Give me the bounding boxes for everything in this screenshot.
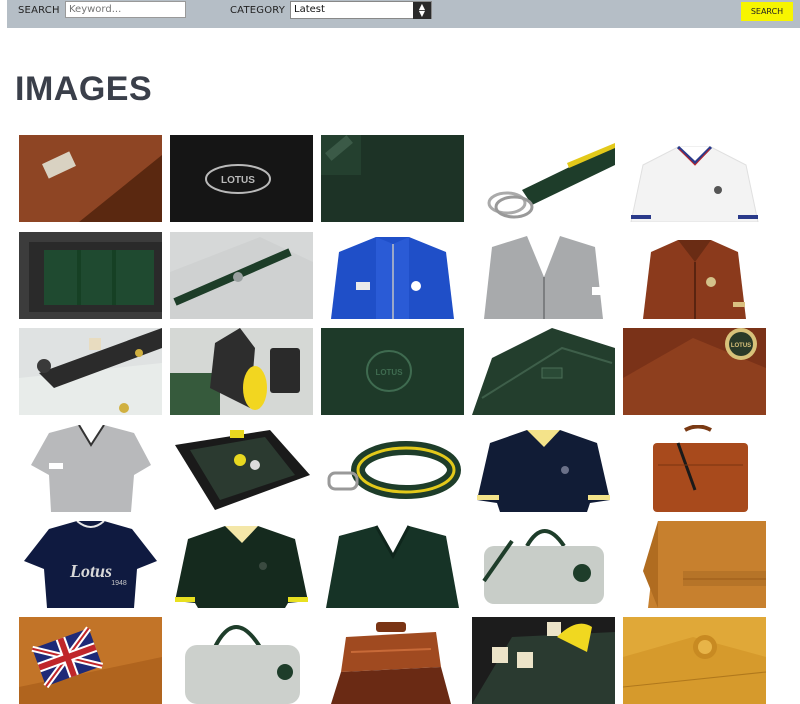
gallery-image-backgammon-set[interactable]: [19, 328, 162, 415]
gallery-image-union-jack-patch[interactable]: [19, 617, 162, 704]
gallery-image-green-vneck-sweater[interactable]: [321, 521, 464, 608]
gallery-image-open-briefcase[interactable]: [321, 617, 464, 704]
gallery-image-backgammon-board-open[interactable]: [170, 425, 313, 512]
gallery-image-grey-cardigan[interactable]: [472, 232, 615, 319]
gallery-image-yellow-pouch-kit[interactable]: [170, 328, 313, 415]
gallery-image-tan-briefcase[interactable]: [623, 425, 766, 512]
select-arrows-icon: ▲ ▼: [413, 2, 431, 19]
gallery-image-green-fabric-tag[interactable]: [321, 135, 464, 222]
gallery-image-dice-closeup[interactable]: [472, 617, 615, 704]
search-input[interactable]: [65, 1, 186, 18]
svg-text:LOTUS: LOTUS: [221, 175, 255, 186]
gallery-image-white-polo[interactable]: [623, 135, 766, 222]
gallery-image-yellow-leather-closeup[interactable]: [623, 617, 766, 704]
gallery-image-leather-jacket-badge[interactable]: LOTUS: [623, 328, 766, 415]
category-label: CATEGORY: [230, 5, 286, 16]
gallery-image-navy-polo[interactable]: [472, 425, 615, 512]
page-title: IMAGES: [15, 70, 153, 108]
svg-text:LOTUS: LOTUS: [375, 368, 403, 377]
gallery-image-grey-holdall[interactable]: [472, 521, 615, 608]
svg-text:Lotus: Lotus: [69, 561, 112, 581]
gallery-image-carbon-green-box[interactable]: [19, 232, 162, 319]
gallery-image-tan-jacket-back[interactable]: [623, 521, 766, 608]
gallery-image-leather-jacket-label[interactable]: [19, 135, 162, 222]
search-toolbar: SEARCH CATEGORY Latest ▲▼ SEARCH: [7, 0, 800, 28]
gallery-image-blue-track-jacket[interactable]: [321, 232, 464, 319]
gallery-image-navy-lotus-tshirt[interactable]: Lotus 1948: [19, 521, 162, 608]
svg-text:LOTUS: LOTUS: [731, 343, 751, 349]
gallery-image-brown-leather-jacket[interactable]: [623, 232, 766, 319]
gallery-image-green-yellow-belt[interactable]: [472, 135, 615, 222]
gallery-image-grey-holdall-side[interactable]: [170, 617, 313, 704]
gallery-image-green-bag-detail[interactable]: [472, 328, 615, 415]
gallery-image-green-logo-closeup[interactable]: LOTUS: [321, 328, 464, 415]
category-select[interactable]: Latest ▲ ▼: [290, 1, 432, 19]
gallery-image-green-yellow-belt-coiled[interactable]: [321, 425, 464, 512]
image-gallery: LOTUS LOTUS LOTUS Lotus 1948: [19, 135, 800, 704]
gallery-image-grey-women-polo[interactable]: [19, 425, 162, 512]
svg-text:1948: 1948: [111, 580, 127, 587]
category-selected-value: Latest: [294, 4, 325, 15]
gallery-image-stitched-case[interactable]: [170, 232, 313, 319]
search-button[interactable]: SEARCH: [741, 2, 793, 21]
gallery-image-black-fabric-logo[interactable]: LOTUS: [170, 135, 313, 222]
search-label: SEARCH: [18, 5, 60, 16]
gallery-image-green-polo[interactable]: [170, 521, 313, 608]
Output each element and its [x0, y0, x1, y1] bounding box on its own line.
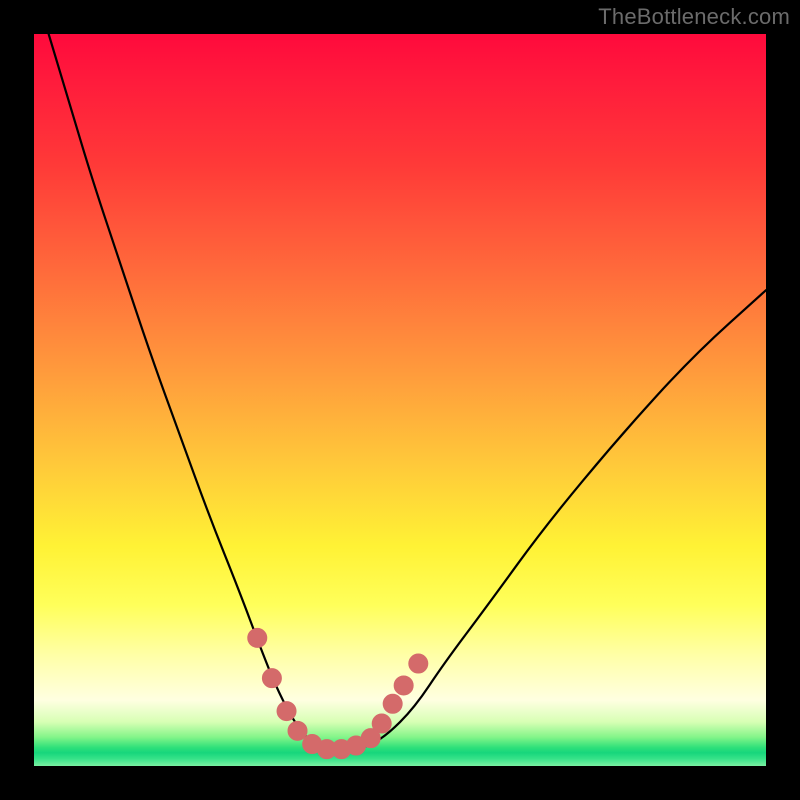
valley-marker [372, 714, 391, 733]
valley-marker [277, 702, 296, 721]
bottleneck-curve [49, 34, 766, 751]
valley-marker [383, 694, 402, 713]
valley-marker [288, 721, 307, 740]
valley-markers [248, 628, 428, 758]
valley-marker [409, 654, 428, 673]
valley-marker [394, 676, 413, 695]
watermark-text: TheBottleneck.com [598, 4, 790, 30]
chart-frame: TheBottleneck.com [0, 0, 800, 800]
valley-marker [248, 628, 267, 647]
valley-marker [262, 669, 281, 688]
chart-svg [34, 34, 766, 766]
plot-area [34, 34, 766, 766]
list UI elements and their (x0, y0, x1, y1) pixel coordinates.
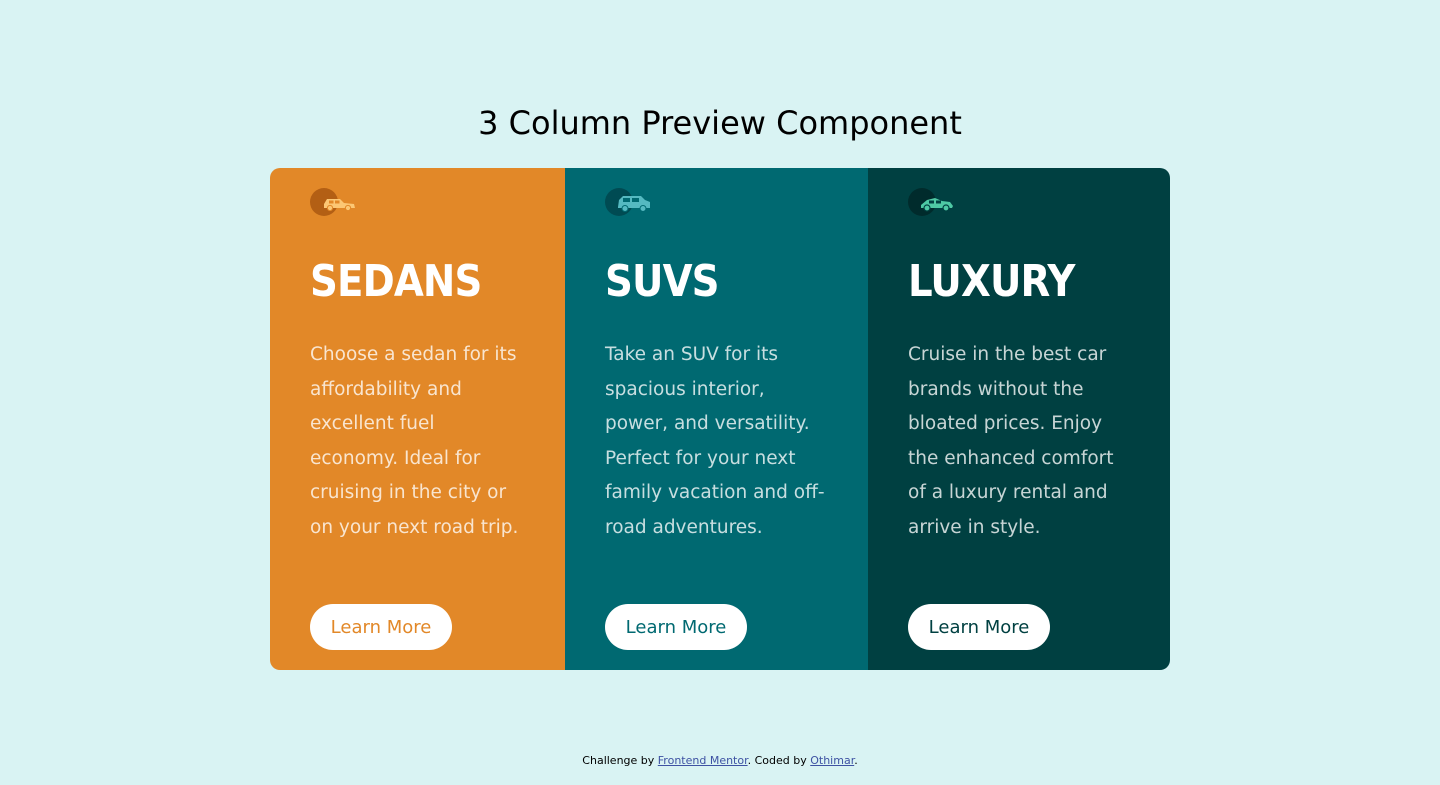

PROBLEM TO SOLVE | Pull out each line of the data above that contains the string "text". Letter case matters when matching.

ANSWER TO THE TASK |
svg-text:LOTUS: LOTUS: [221, 175, 255, 186]
svg-text:LOTUS: LOTUS: [375, 368, 403, 377]
svg-text:Lotus: Lotus: [69, 561, 112, 581]
svg-text:LOTUS: LOTUS: [731, 343, 751, 349]
svg-text:1948: 1948: [111, 580, 127, 587]
watermark-text: TheBottleneck.com [598, 4, 790, 30]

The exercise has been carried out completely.